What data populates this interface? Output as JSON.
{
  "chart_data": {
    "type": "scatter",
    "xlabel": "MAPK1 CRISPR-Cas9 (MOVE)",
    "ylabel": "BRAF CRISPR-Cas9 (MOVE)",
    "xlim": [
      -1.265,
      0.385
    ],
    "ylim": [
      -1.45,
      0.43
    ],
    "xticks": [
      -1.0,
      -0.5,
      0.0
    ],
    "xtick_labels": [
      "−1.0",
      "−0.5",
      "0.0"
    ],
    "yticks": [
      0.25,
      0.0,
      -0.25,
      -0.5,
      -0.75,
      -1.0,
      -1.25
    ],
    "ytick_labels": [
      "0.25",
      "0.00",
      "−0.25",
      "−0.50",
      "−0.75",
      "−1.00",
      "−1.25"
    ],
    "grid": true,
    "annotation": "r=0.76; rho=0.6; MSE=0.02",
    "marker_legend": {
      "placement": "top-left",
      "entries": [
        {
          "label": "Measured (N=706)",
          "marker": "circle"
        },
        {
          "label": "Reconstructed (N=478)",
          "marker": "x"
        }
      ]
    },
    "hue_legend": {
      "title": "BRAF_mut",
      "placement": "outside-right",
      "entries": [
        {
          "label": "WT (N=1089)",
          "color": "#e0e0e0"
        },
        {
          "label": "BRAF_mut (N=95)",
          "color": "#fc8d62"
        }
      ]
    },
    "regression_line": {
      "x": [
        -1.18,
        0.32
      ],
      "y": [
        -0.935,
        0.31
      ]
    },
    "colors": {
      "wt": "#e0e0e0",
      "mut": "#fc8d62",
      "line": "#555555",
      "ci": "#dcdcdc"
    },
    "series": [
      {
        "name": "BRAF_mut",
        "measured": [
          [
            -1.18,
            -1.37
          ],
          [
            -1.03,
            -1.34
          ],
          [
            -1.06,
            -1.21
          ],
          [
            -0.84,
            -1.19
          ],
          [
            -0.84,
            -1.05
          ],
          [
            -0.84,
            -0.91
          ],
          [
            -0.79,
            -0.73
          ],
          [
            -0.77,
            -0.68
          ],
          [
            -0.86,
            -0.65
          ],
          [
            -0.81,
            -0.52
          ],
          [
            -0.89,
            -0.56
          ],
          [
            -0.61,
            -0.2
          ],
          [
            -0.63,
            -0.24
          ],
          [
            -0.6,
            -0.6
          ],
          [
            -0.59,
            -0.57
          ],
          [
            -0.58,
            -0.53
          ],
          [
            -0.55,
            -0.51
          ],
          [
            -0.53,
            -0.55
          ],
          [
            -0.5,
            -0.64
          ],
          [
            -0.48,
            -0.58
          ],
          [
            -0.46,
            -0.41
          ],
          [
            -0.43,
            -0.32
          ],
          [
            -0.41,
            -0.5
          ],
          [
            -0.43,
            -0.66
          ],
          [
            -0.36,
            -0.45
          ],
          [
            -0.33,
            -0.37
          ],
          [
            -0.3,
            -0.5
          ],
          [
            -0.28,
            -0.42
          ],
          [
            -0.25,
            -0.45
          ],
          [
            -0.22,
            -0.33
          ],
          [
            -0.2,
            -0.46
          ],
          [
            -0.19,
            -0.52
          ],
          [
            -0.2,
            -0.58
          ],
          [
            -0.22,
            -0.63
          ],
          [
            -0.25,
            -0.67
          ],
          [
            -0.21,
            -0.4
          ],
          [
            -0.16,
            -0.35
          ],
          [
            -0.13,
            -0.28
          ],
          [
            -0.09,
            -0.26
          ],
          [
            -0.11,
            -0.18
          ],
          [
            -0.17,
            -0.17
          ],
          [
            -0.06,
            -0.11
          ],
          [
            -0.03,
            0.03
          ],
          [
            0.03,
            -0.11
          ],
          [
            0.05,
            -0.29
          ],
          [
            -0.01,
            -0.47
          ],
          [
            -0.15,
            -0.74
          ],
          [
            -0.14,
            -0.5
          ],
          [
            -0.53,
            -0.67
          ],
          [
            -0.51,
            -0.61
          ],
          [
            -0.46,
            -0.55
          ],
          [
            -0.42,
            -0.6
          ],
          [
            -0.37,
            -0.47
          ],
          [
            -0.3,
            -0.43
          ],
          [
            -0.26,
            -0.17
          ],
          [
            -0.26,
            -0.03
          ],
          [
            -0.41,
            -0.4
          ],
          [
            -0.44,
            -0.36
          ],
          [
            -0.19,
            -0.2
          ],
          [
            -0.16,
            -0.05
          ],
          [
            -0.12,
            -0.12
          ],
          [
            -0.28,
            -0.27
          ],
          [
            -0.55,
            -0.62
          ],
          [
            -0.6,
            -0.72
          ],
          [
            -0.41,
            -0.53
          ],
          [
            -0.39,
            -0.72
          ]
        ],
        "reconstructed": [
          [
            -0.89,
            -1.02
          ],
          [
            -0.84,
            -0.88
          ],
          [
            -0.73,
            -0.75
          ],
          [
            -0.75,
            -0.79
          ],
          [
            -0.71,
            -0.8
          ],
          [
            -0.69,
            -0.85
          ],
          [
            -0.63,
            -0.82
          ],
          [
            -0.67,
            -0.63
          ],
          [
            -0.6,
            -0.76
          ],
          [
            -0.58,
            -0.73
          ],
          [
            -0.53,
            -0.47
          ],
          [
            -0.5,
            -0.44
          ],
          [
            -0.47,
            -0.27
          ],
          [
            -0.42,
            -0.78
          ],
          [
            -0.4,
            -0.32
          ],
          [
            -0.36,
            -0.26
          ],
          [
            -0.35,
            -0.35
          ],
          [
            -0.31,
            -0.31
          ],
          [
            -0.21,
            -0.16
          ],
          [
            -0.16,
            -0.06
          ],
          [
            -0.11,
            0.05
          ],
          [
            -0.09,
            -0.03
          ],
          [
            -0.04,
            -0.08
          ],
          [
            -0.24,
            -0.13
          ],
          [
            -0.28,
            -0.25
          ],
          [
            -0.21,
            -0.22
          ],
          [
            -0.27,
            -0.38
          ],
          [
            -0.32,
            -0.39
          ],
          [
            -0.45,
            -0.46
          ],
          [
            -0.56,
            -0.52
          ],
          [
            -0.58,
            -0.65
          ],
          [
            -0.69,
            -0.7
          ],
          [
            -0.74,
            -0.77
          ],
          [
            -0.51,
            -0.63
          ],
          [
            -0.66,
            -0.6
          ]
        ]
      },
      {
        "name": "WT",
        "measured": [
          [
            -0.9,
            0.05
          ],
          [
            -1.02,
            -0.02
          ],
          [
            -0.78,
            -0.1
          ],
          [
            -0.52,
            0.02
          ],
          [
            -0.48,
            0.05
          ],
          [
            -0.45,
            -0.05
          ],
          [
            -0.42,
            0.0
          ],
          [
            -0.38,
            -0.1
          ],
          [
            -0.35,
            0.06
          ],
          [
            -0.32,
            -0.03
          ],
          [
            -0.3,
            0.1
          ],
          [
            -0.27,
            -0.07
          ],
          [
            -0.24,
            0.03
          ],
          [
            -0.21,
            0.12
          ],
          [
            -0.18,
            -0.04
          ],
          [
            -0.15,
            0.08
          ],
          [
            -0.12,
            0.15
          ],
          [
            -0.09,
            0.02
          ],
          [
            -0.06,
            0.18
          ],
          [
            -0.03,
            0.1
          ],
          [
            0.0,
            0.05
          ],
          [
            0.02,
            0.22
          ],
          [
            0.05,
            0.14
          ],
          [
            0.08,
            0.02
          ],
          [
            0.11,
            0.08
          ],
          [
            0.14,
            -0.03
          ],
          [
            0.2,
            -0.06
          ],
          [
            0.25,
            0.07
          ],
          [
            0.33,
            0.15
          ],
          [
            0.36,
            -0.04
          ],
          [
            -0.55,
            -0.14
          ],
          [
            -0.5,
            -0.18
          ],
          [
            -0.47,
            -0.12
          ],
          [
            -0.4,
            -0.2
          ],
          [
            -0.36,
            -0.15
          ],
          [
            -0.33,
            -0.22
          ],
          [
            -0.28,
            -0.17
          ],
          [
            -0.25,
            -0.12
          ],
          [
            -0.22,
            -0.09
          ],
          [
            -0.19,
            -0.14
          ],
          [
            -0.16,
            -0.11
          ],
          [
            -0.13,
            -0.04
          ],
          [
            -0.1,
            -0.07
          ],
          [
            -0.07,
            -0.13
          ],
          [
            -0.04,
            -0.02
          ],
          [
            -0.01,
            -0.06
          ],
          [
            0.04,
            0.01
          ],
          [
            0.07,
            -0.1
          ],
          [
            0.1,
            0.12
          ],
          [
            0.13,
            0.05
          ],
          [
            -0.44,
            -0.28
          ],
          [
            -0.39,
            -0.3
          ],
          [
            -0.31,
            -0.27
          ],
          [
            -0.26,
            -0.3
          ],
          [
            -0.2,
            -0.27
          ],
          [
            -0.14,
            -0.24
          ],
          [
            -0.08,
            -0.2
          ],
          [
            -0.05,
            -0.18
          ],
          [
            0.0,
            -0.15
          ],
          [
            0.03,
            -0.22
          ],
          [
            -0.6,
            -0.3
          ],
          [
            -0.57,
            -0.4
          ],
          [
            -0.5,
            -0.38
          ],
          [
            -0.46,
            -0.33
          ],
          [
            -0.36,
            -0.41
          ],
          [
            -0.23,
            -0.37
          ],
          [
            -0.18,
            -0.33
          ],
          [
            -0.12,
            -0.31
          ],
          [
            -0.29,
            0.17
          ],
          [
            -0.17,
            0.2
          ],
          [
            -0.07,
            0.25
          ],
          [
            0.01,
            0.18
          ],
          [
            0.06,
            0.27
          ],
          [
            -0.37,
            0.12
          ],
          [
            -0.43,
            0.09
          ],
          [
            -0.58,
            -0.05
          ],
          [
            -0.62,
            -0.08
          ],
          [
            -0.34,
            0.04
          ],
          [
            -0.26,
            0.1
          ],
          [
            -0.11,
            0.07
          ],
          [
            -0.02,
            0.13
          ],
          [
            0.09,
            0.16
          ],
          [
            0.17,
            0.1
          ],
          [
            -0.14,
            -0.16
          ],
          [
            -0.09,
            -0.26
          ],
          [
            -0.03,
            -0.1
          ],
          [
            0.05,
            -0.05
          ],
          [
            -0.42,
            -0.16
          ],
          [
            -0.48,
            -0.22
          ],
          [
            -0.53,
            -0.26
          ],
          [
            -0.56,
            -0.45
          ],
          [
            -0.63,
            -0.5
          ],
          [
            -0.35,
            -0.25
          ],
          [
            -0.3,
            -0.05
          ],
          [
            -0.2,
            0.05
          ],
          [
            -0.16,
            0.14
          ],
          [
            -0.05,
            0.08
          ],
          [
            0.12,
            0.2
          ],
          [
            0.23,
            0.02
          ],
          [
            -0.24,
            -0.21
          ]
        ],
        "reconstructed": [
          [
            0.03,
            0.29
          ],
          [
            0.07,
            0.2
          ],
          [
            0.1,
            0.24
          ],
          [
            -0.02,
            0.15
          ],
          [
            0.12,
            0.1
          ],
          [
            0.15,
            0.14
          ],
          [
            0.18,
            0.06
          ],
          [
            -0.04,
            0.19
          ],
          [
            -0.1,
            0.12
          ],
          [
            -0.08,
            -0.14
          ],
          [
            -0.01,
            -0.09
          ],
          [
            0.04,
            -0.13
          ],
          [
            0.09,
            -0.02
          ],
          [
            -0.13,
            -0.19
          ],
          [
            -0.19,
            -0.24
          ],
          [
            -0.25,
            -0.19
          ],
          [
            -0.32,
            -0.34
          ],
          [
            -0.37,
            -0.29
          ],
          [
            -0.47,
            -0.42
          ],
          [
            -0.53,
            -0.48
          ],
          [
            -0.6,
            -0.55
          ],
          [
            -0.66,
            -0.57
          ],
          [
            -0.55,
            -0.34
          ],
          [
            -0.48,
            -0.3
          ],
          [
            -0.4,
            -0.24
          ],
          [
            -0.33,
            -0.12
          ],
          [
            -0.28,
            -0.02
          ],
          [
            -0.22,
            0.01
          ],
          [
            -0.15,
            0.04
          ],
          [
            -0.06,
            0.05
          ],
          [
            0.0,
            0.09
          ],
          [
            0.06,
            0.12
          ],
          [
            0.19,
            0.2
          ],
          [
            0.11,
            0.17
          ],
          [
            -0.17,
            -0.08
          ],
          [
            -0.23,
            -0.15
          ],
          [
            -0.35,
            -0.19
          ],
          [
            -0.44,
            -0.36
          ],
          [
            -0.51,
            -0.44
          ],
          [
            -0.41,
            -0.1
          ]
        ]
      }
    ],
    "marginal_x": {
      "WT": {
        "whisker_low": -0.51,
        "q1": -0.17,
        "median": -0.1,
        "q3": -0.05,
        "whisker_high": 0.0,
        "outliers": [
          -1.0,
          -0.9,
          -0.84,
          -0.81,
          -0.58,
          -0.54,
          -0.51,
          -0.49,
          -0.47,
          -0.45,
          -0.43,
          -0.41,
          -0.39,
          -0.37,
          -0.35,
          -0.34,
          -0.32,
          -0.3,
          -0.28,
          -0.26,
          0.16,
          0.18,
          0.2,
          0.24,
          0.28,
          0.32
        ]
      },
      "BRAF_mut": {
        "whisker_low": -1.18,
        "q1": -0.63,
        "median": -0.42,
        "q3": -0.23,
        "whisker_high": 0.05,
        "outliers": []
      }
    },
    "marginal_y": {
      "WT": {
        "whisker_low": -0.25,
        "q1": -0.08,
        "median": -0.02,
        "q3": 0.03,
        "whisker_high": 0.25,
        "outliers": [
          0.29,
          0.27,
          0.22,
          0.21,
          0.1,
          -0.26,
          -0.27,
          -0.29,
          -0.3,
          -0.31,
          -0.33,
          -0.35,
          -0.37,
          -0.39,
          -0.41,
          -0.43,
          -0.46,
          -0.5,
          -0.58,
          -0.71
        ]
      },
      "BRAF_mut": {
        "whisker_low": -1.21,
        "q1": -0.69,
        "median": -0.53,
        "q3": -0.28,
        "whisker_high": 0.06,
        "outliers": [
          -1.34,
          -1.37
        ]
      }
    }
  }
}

★ ★ ★ ★

What to do —
Note every line above where the string "MOVE" shows up, and copy those lines.

Output —
    "xlabel": "MAPK1 CRISPR-Cas9 (MOVE)",
    "ylabel": "BRAF CRISPR-Cas9 (MOVE)",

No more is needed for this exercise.